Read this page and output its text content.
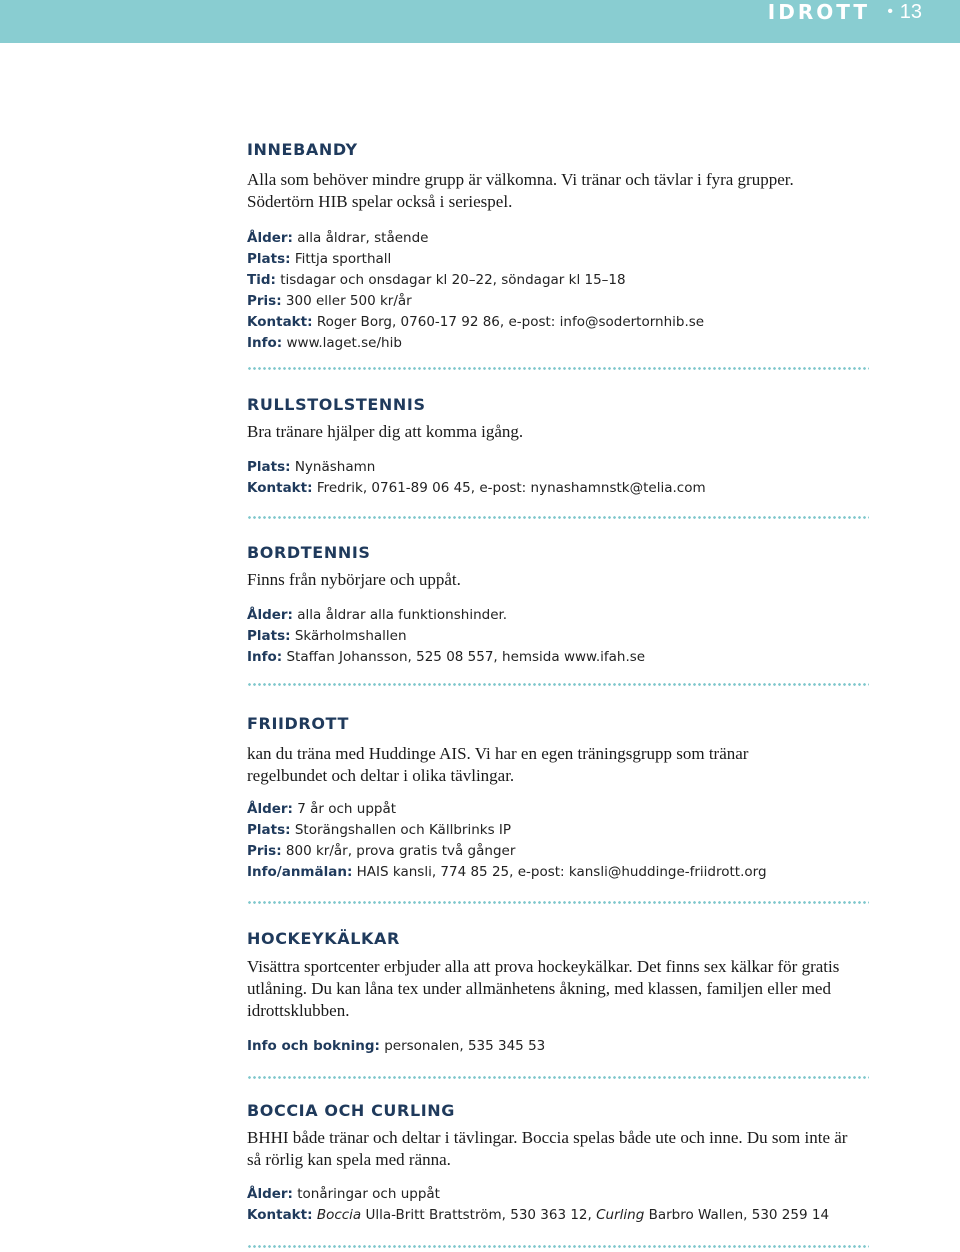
IDROTT • 13
INNEBANDY

Alla som behöver mindre grupp är välkomna. Vi tränar och tävlar i fyra grupper.

Södertörn HIB spelar också i seriespel.

Ålder: alla åldrar, stående
Plats: Fittja sporthall
Tid: tisdagar och onsdagar kl 20–22, söndagar kl 15–18
Pris: 300 eller 500 kr/år
Kontakt: Roger Borg, 0760-17 92 86, e-post: info@sodertornhib.se
Info: www.laget.se/hib
RULLSTOLSTENNIS

Bra tränare hjälper dig att komma igång.

Plats: Nynäshamn
Kontakt: Fredrik, 0761-89 06 45, e-post: nynashamnstk@telia.com
BORDTENNIS

Finns från nybörjare och uppåt.

Ålder: alla åldrar alla funktionshinder.
Plats: Skärholmshallen
Info: Staffan Johansson, 525 08 557, hemsida www.ifah.se
FRIIDROTT

kan du träna med Huddinge AIS. Vi har en egen träningsgrupp som tränar

regelbundet och deltar i olika tävlingar.

Ålder: 7 år och uppåt
Plats: Storängshallen och Källbrinks IP
Pris: 800 kr/år, prova gratis två gånger
Info/anmälan: HAIS kansli, 774 85 25, e-post: kansli@huddinge-friidrott.org
HOCKEYKÄLKAR

Visättra sportcenter erbjuder alla att prova hockeykälkar. Det finns sex kälkar för gratis

utlåning. Du kan låna tex under allmänhetens åkning, med klassen, familjen eller med

idrottsklubben.

Info och bokning: personalen, 535 345 53
BOCCIA OCH CURLING

BHHI både tränar och deltar i tävlingar. Boccia spelas både ute och inne. Du som inte är

så rörlig kan spela med ränna.

Ålder: tonåringar och uppåt
Kontakt: Boccia Ulla-Britt Brattström, 530 363 12, Curling Barbro Wallen, 530 259 14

+ + + + + + +

TO DO: Using the records given above, list every line that includes the word "gratis".

RESULT BELOW:
Pris: 800 kr/år, prova gratis två gånger
Visättra sportcenter erbjuder alla att prova hockeykälkar. Det finns sex kälkar för gratis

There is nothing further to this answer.